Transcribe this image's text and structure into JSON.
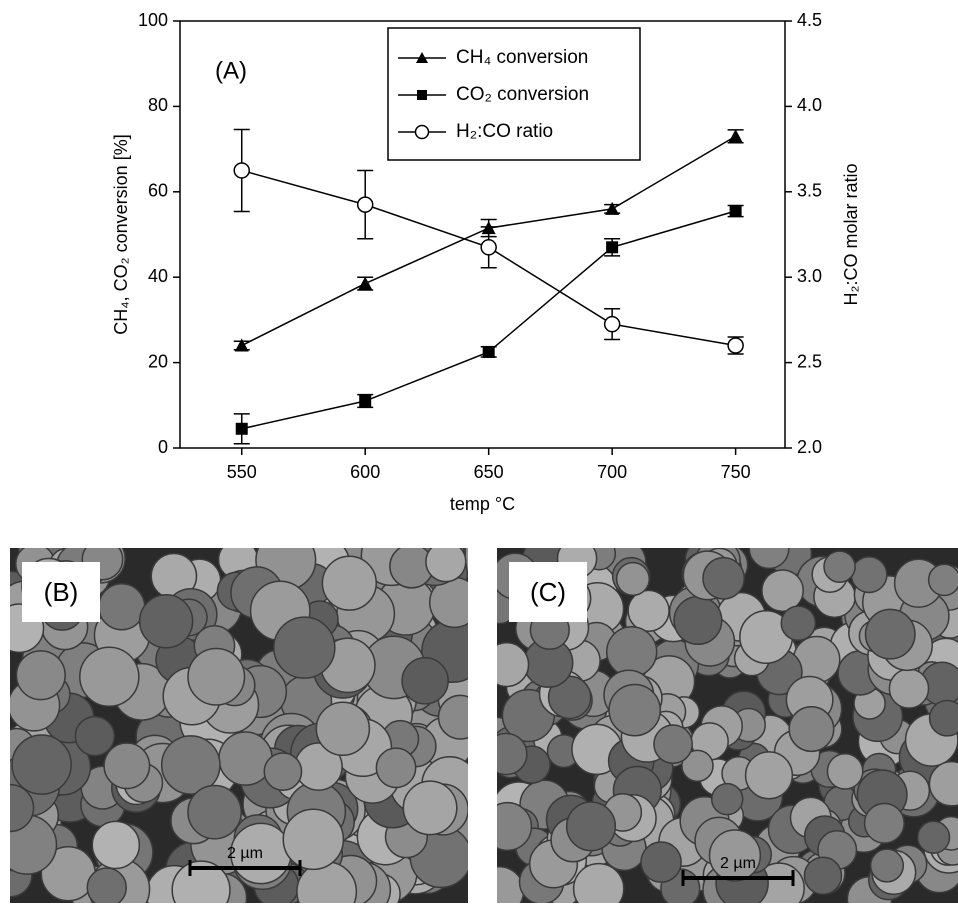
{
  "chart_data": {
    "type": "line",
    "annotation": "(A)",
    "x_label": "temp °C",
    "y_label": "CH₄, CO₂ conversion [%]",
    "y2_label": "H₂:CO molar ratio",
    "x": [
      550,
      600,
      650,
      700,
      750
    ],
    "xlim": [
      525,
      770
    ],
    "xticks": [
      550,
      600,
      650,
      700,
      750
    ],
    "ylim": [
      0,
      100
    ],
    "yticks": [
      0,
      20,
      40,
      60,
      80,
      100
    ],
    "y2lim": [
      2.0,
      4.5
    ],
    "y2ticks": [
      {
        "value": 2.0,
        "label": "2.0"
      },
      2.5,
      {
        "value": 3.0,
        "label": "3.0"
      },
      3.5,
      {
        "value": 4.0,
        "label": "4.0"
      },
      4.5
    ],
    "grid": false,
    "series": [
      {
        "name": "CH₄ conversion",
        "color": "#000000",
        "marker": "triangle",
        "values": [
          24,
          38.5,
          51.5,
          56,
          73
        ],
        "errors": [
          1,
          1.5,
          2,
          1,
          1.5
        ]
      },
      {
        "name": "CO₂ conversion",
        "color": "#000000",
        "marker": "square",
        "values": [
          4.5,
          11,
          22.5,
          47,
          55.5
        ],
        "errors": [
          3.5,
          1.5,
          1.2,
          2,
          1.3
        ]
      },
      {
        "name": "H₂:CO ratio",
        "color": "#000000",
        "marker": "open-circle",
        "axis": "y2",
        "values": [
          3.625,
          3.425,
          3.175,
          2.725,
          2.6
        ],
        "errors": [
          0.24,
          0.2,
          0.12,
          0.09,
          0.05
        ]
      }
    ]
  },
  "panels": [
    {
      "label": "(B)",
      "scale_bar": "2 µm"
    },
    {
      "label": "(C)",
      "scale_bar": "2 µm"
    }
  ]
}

☆ ☆ ☆ ☆ ☆ ☆ ☆

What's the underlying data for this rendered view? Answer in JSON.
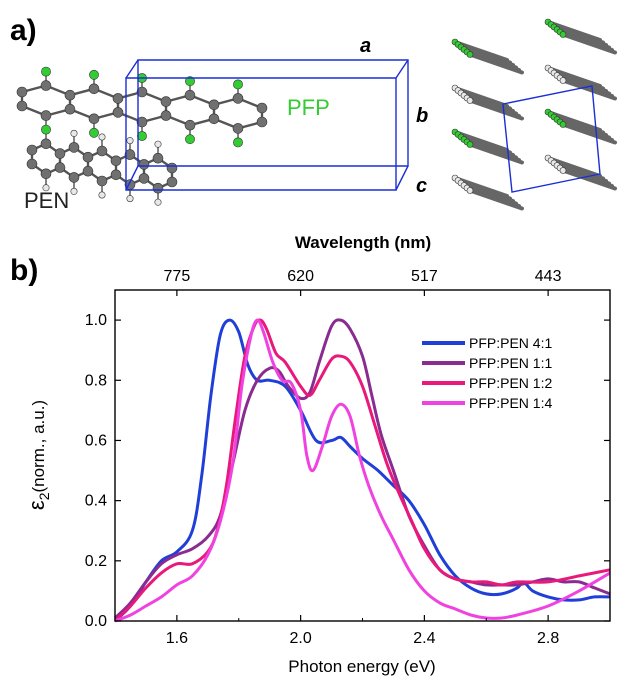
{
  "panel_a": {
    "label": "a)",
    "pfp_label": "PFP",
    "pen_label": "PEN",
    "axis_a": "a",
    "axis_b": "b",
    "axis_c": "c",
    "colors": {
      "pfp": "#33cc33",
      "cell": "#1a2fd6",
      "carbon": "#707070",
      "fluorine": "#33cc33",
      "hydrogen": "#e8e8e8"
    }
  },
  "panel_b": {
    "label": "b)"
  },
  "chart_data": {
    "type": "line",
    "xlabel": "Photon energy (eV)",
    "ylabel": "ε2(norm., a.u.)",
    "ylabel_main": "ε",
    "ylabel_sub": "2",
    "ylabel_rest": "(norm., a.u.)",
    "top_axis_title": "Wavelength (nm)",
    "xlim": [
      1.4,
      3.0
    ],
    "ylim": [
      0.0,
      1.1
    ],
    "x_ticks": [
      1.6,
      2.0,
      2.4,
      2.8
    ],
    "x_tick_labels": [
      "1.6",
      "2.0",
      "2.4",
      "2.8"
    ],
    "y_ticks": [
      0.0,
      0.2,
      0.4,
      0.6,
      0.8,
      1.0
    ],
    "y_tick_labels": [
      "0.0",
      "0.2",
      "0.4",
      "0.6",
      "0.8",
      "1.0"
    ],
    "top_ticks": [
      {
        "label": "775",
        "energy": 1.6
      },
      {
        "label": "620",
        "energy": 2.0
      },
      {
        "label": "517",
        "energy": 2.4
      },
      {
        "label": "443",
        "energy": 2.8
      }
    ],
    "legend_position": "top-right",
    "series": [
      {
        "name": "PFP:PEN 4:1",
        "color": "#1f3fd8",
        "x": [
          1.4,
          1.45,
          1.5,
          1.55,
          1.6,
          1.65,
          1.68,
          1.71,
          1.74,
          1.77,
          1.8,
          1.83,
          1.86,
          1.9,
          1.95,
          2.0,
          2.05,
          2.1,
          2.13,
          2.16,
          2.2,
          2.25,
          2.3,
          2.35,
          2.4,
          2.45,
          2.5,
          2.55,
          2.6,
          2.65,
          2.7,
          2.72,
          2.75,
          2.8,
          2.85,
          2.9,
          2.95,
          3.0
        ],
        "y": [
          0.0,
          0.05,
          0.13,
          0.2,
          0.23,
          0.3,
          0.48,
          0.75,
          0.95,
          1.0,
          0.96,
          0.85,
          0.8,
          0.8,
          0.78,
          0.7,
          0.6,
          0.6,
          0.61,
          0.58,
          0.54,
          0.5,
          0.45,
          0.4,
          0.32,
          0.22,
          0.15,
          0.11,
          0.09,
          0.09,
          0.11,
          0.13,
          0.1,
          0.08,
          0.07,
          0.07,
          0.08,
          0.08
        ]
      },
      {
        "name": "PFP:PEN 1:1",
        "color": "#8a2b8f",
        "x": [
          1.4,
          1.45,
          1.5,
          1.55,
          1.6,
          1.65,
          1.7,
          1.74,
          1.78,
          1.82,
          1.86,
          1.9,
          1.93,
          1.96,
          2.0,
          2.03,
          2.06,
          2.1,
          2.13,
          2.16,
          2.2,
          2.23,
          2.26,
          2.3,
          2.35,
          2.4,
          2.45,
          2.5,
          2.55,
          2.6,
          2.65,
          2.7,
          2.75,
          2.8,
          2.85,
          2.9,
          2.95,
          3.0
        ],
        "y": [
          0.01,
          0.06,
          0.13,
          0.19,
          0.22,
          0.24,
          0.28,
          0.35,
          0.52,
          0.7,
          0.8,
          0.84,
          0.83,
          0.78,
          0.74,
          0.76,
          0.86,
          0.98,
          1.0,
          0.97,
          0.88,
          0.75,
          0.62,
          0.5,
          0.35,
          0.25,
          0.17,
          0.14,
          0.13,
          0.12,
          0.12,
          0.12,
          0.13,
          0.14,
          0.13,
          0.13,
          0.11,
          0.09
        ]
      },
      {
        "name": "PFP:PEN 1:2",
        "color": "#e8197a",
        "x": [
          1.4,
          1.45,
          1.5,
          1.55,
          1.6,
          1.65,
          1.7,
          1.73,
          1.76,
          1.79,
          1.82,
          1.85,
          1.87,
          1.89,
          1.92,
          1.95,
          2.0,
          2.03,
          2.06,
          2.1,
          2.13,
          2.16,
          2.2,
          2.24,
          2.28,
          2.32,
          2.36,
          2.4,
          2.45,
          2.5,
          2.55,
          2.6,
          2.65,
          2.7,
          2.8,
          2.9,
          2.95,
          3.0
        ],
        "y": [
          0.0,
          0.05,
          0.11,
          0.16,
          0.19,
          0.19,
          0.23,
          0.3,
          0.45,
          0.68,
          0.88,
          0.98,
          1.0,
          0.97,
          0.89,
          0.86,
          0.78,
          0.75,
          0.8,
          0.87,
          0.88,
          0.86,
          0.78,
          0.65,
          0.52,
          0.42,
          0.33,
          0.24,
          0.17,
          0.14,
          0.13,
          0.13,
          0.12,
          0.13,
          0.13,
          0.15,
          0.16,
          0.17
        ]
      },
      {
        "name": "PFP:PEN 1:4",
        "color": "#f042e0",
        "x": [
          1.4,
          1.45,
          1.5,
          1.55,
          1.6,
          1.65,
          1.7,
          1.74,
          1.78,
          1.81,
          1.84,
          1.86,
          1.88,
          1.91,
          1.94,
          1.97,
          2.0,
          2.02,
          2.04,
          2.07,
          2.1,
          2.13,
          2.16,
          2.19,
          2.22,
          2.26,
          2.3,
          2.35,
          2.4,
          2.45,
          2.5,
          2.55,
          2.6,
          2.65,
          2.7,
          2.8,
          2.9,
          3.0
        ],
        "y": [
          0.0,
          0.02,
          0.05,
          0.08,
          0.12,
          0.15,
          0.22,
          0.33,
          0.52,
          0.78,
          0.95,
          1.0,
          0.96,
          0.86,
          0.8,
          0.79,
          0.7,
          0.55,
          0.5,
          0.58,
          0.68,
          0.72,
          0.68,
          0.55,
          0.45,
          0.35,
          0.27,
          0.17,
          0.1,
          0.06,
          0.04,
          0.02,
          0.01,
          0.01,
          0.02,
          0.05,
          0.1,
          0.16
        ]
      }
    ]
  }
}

☆ ☆ ☆ ☆ ☆ ☆ ☆

→ What the task requires
Read through the entries and copy every line that includes "energy".

→ Solution to this task
    "xlabel": "Photon energy (eV)",
        "energy": 1.6
        "energy": 2.0
        "energy": 2.4
        "energy": 2.8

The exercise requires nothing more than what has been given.